======== Listed entries ========
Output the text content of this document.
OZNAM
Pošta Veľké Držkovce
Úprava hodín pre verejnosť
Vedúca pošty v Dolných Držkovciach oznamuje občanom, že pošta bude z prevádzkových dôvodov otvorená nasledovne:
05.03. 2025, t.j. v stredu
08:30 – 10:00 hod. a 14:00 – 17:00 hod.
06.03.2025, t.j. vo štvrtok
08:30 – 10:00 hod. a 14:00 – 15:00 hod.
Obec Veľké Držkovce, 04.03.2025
========
» Given task
Extract all of the data shown above without alteration.

» Written reply
Output the text content of this document.
OZNAM
Pošta Veľké Držkovce
Úprava hodín pre verejnosť
Vedúca pošty v Dolných Držkovciach oznamuje občanom, že pošta bude z prevádzkových dôvodov otvorená nasledovne:
05.03. 2025, t.j. v stredu
08:30 – 10:00 hod. a 14:00 – 17:00 hod.
06.03.2025, t.j. vo štvrtok
08:30 – 10:00 hod. a 14:00 – 15:00 hod.
Obec Veľké Držkovce, 04.03.2025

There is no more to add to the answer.